• [Information supplied]
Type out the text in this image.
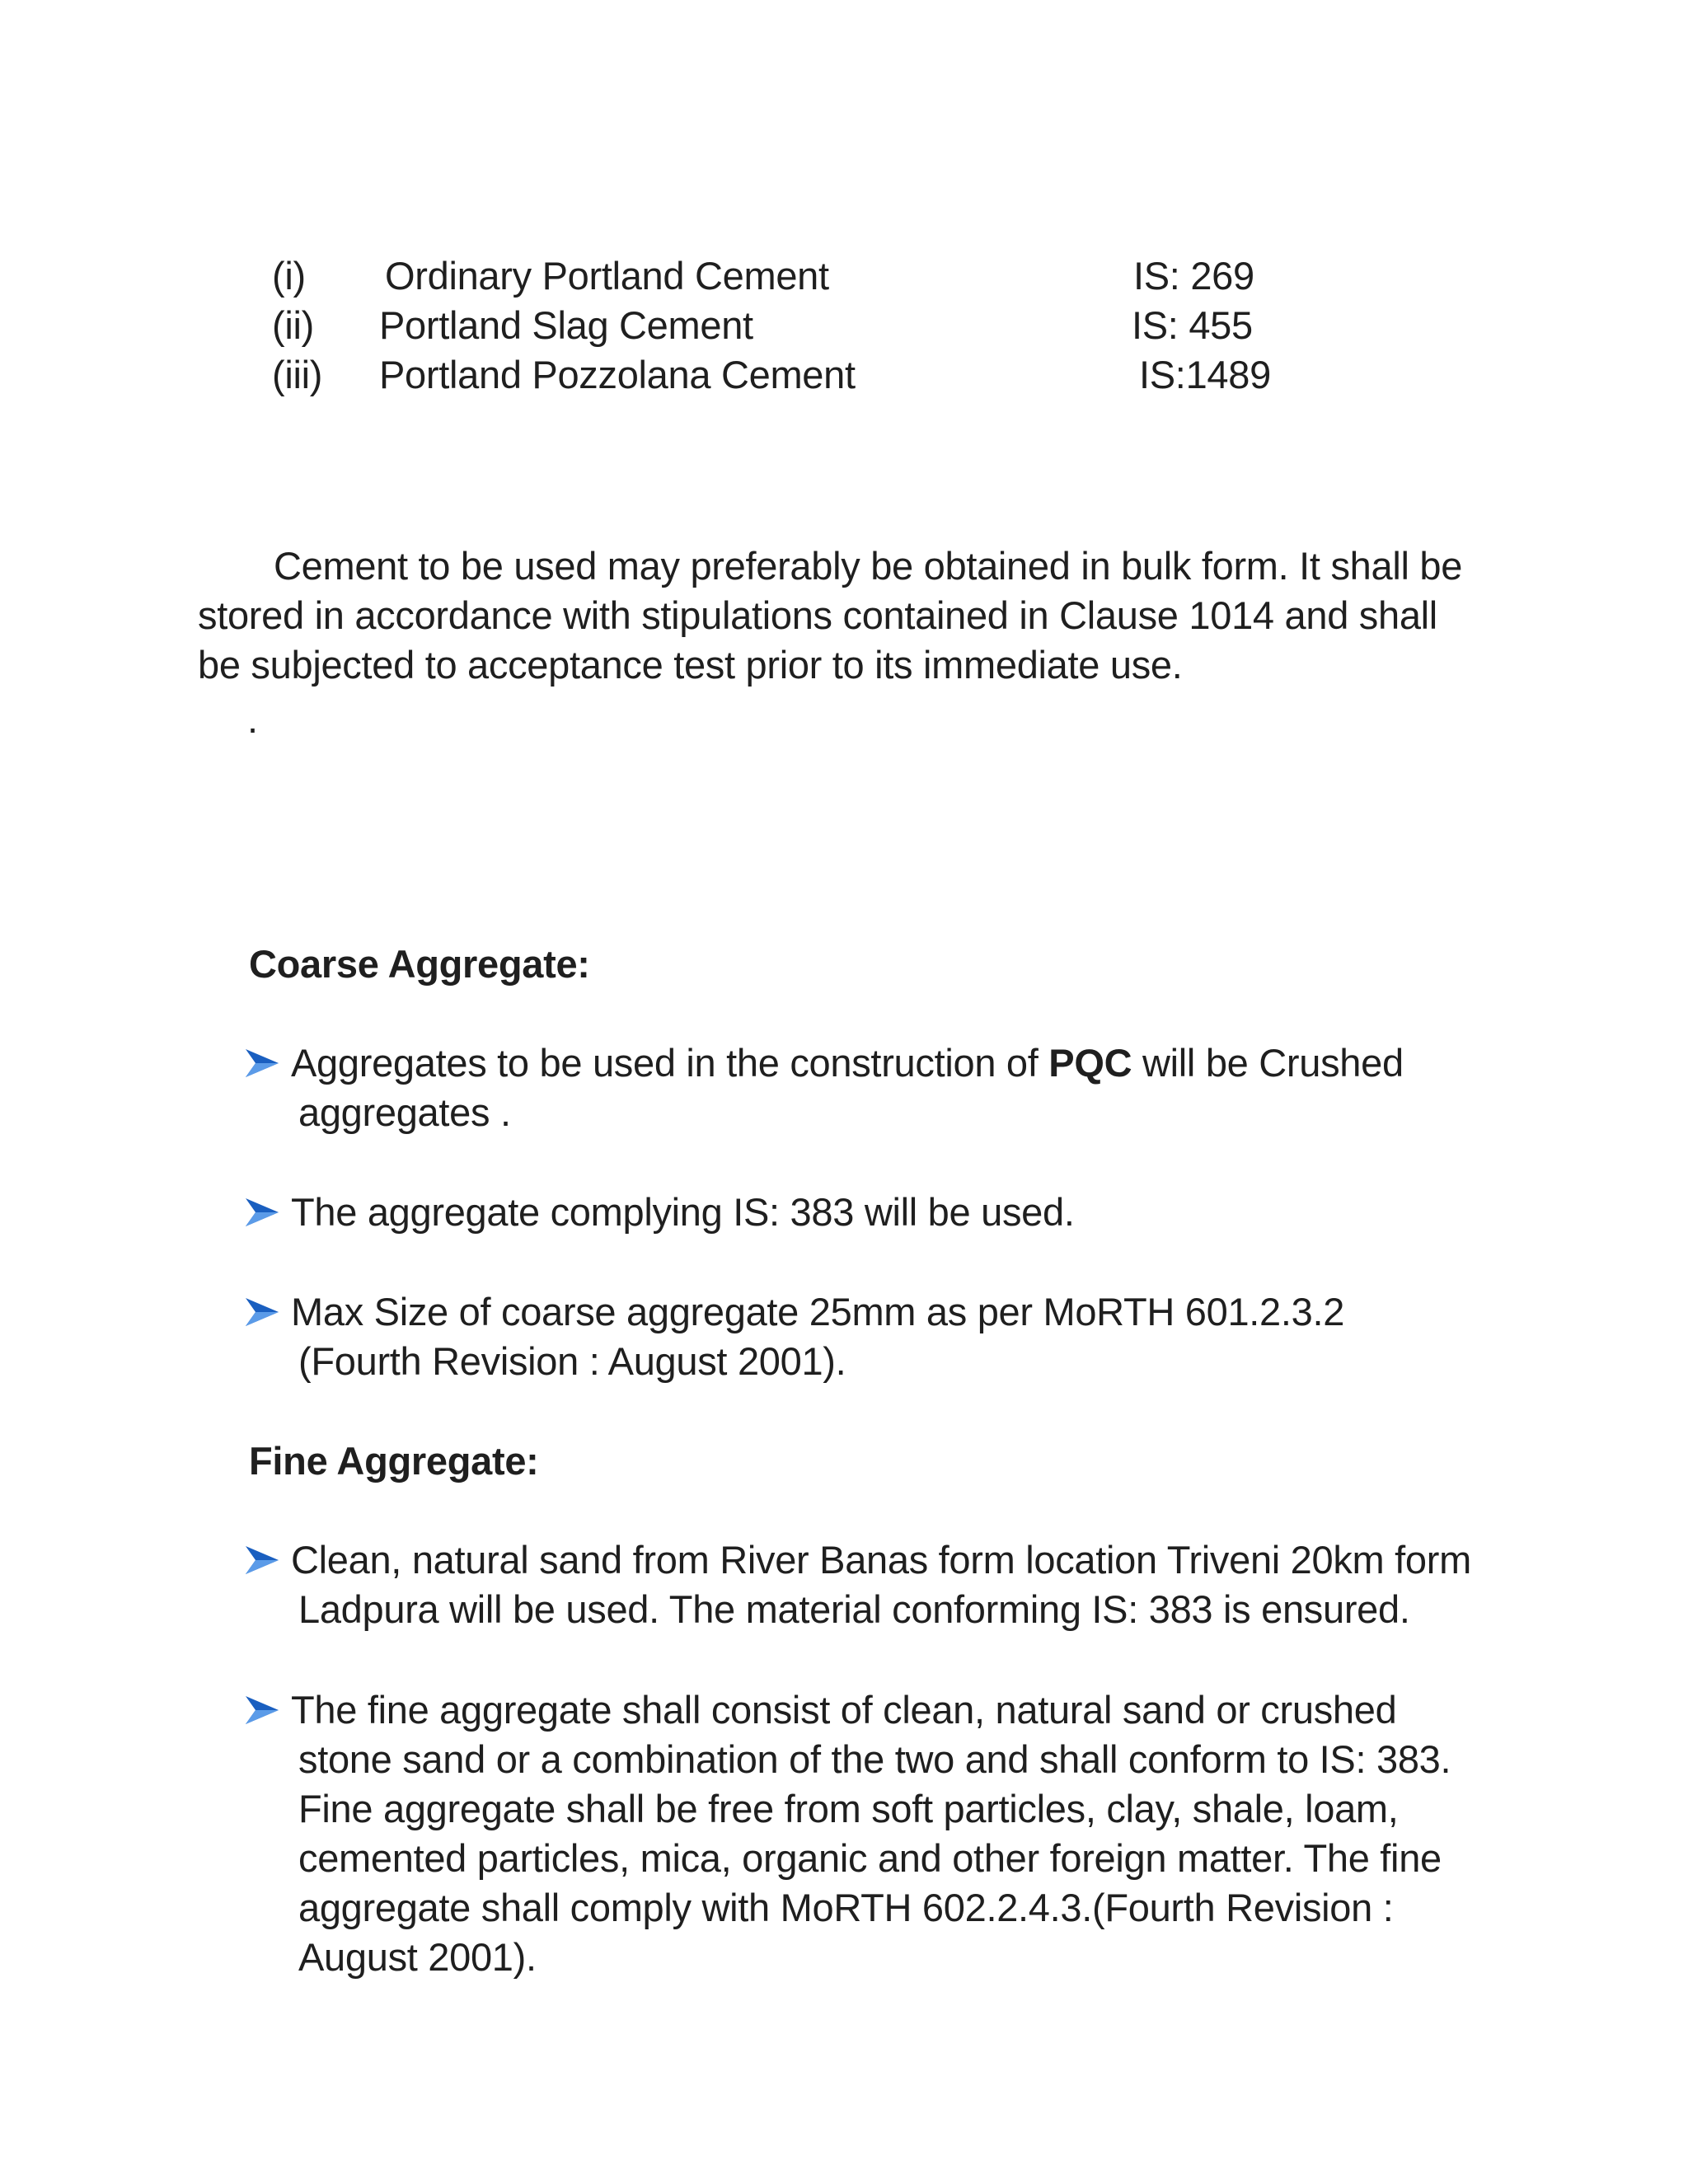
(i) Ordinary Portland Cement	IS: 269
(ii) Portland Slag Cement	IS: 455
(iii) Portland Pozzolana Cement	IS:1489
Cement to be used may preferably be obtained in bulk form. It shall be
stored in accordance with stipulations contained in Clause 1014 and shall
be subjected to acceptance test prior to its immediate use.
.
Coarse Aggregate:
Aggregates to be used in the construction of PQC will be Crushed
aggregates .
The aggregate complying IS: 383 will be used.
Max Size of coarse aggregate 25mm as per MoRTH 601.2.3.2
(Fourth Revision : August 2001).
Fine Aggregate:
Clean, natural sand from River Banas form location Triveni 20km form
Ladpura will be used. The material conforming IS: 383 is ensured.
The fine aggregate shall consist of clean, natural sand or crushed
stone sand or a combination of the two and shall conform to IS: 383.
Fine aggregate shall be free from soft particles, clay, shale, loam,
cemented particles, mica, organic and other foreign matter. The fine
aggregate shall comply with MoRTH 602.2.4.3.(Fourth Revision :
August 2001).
---
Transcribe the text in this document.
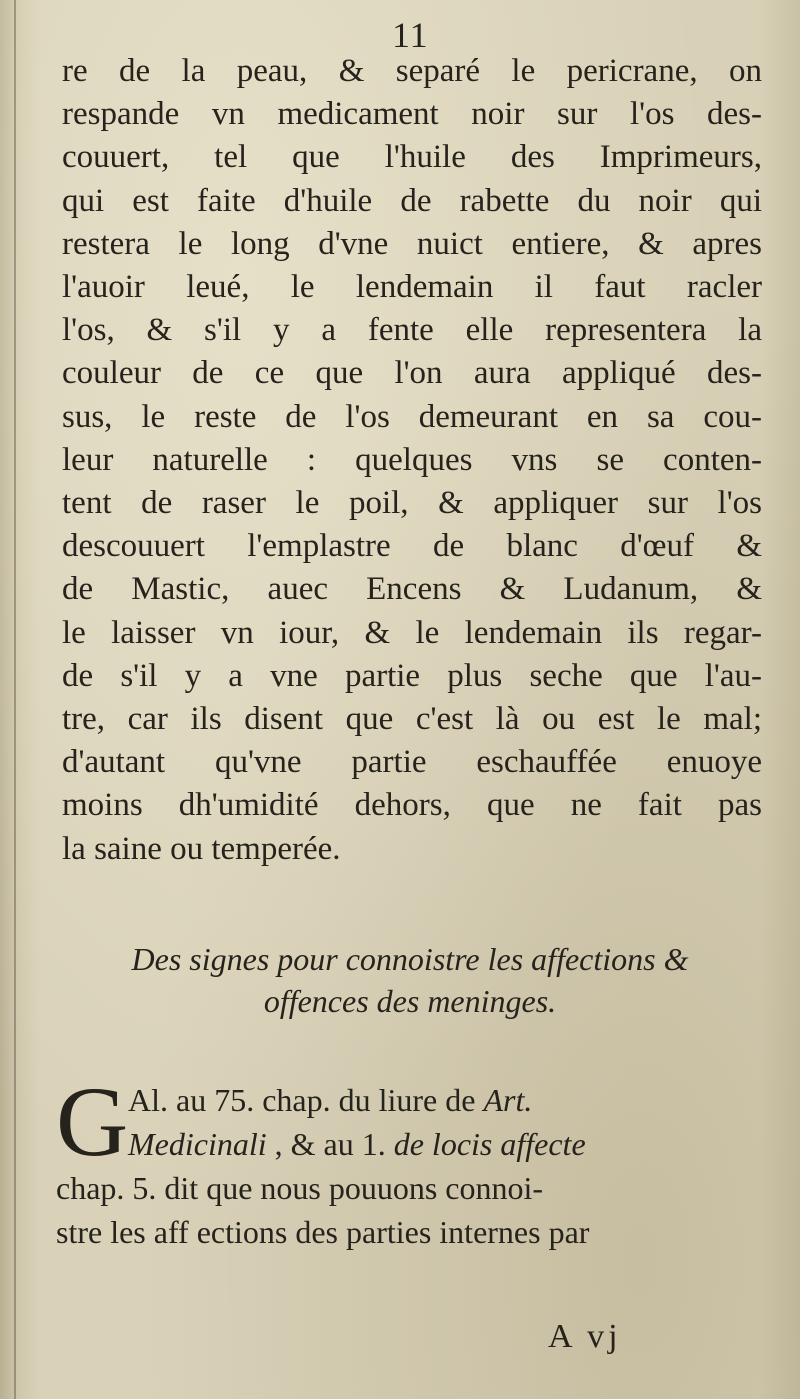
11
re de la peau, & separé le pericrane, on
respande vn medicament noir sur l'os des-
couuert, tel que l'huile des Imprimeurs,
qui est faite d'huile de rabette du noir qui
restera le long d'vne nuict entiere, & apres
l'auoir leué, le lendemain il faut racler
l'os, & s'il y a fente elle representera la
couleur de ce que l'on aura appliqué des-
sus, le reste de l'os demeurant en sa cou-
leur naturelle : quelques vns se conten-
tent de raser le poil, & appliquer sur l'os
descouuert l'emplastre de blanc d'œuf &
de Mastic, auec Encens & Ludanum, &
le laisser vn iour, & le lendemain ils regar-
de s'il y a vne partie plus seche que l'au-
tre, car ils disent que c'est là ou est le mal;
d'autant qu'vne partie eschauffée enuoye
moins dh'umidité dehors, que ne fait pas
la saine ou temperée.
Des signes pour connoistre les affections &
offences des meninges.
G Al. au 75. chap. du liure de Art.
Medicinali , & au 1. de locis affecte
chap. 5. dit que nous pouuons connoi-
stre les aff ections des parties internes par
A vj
---
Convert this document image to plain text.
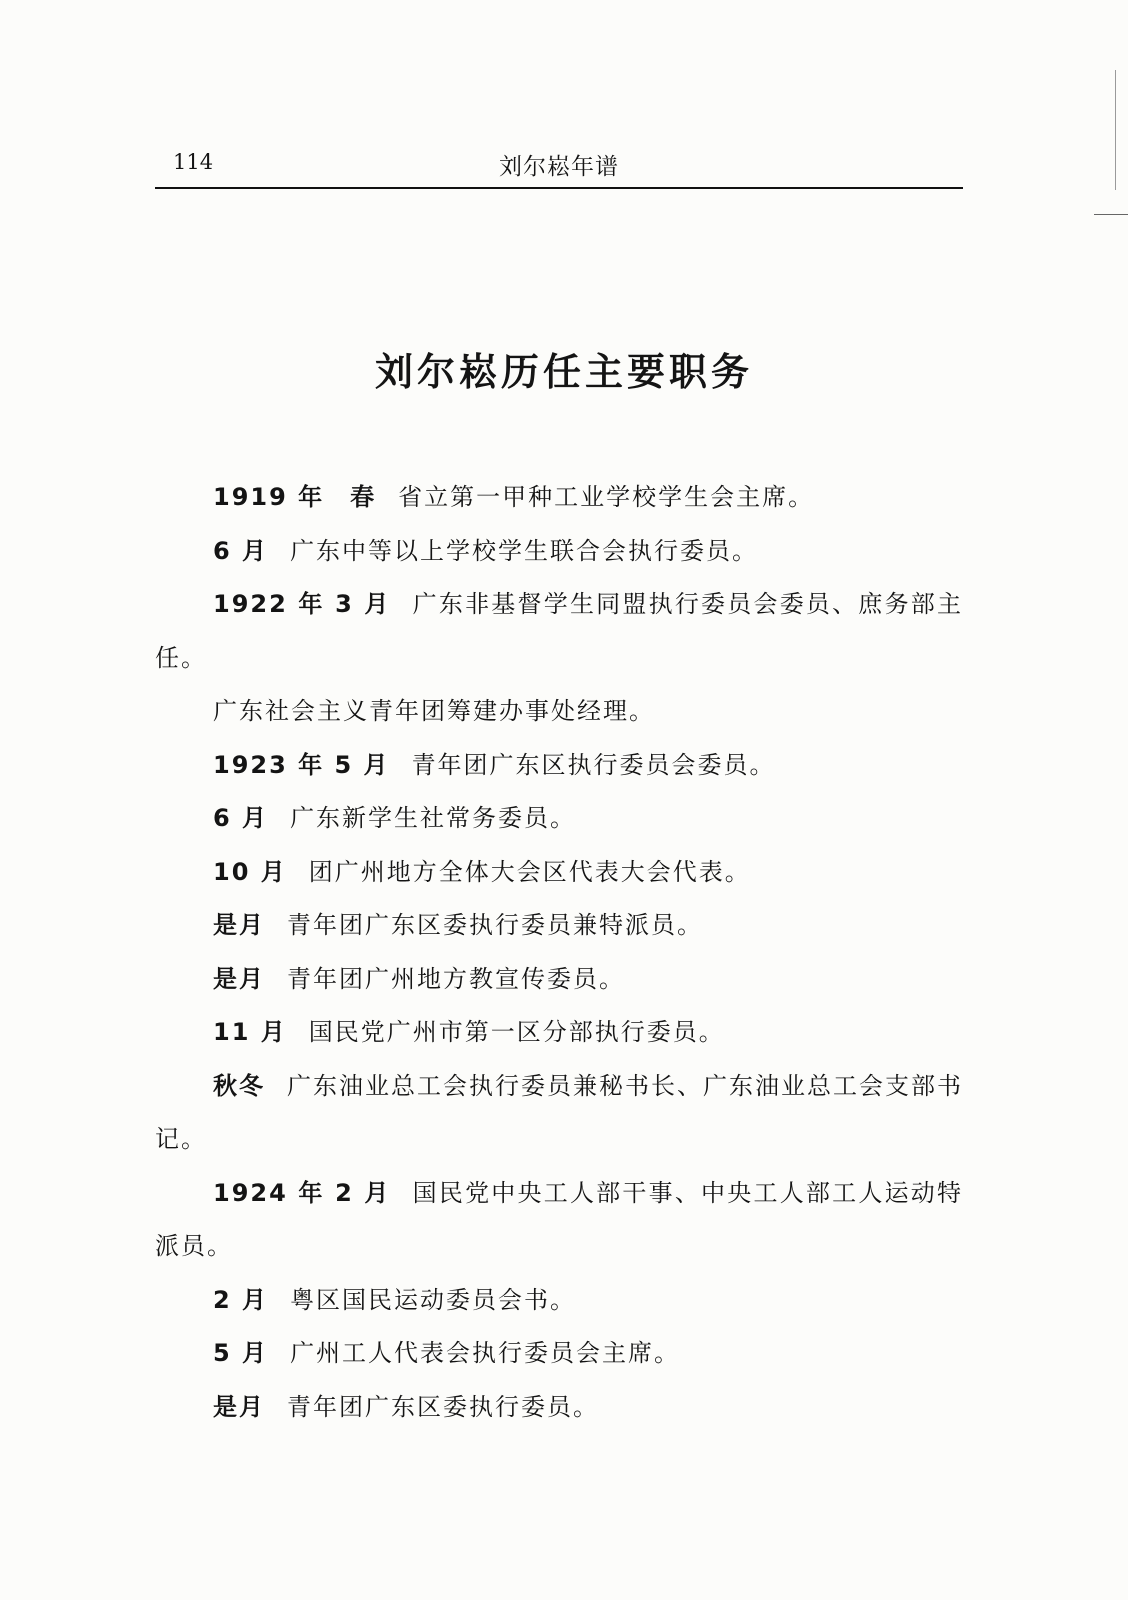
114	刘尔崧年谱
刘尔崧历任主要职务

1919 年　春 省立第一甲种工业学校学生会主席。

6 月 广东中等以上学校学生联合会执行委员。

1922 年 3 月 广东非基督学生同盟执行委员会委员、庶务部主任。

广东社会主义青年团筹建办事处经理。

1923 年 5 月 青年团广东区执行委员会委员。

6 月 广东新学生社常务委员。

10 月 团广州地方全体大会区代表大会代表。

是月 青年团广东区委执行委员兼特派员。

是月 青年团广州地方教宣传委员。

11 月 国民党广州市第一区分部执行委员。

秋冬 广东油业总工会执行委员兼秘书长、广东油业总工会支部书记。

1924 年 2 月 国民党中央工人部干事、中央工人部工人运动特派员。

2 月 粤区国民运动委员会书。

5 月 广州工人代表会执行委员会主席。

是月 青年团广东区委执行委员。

• [Exercise prompt] Report how many lines in the data contain the word "MoRTH", with no words besides the number.

• [Task output] 2